* Start *
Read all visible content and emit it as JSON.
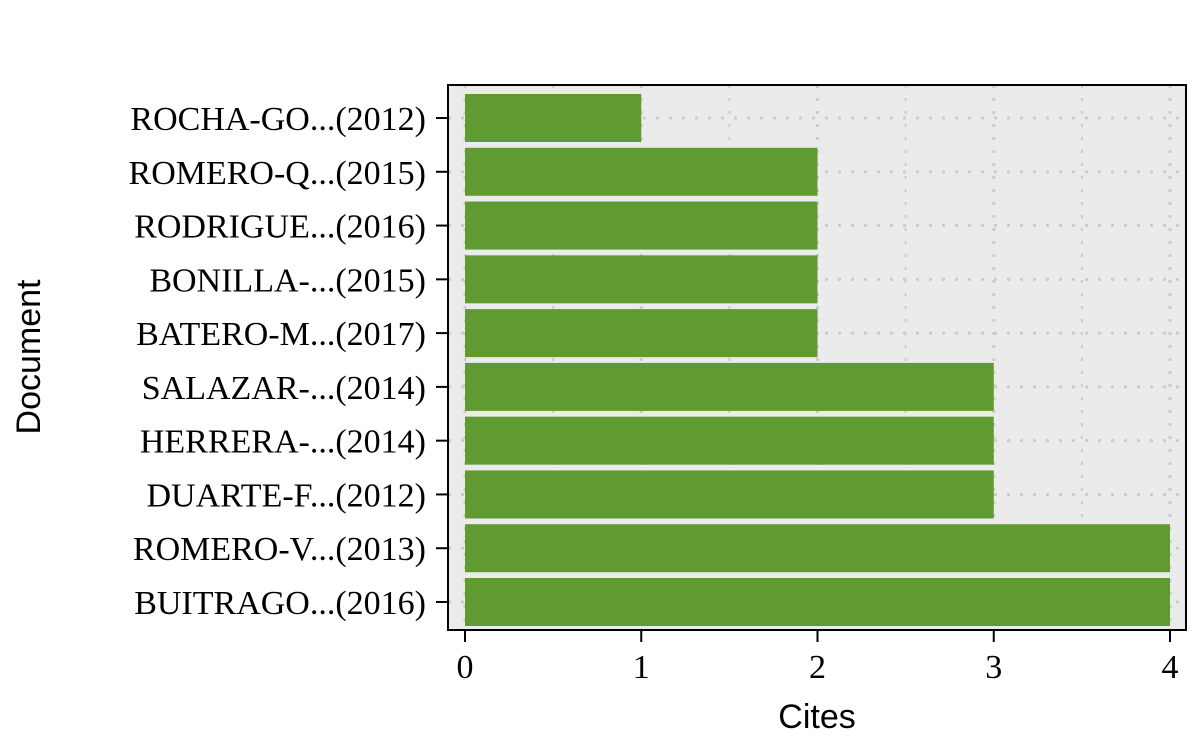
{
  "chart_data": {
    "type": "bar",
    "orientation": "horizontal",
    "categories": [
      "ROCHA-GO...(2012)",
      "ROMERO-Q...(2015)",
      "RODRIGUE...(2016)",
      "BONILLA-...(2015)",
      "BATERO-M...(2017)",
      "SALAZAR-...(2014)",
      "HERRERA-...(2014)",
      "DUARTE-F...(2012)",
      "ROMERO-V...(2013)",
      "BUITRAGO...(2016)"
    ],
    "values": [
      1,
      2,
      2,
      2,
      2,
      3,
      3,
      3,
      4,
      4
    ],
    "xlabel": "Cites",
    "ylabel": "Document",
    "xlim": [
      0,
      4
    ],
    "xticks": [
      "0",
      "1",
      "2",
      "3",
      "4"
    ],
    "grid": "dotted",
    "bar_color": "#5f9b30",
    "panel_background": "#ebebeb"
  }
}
* End *
=== What is being asked ===
Print all of the records shown above exactly, leaving out each picture.

=== The output ===
Read all visible content and emit it as JSON.
{
  "chart_data": {
    "type": "bar",
    "orientation": "horizontal",
    "categories": [
      "ROCHA-GO...(2012)",
      "ROMERO-Q...(2015)",
      "RODRIGUE...(2016)",
      "BONILLA-...(2015)",
      "BATERO-M...(2017)",
      "SALAZAR-...(2014)",
      "HERRERA-...(2014)",
      "DUARTE-F...(2012)",
      "ROMERO-V...(2013)",
      "BUITRAGO...(2016)"
    ],
    "values": [
      1,
      2,
      2,
      2,
      2,
      3,
      3,
      3,
      4,
      4
    ],
    "xlabel": "Cites",
    "ylabel": "Document",
    "xlim": [
      0,
      4
    ],
    "xticks": [
      "0",
      "1",
      "2",
      "3",
      "4"
    ],
    "grid": "dotted",
    "bar_color": "#5f9b30",
    "panel_background": "#ebebeb"
  }
}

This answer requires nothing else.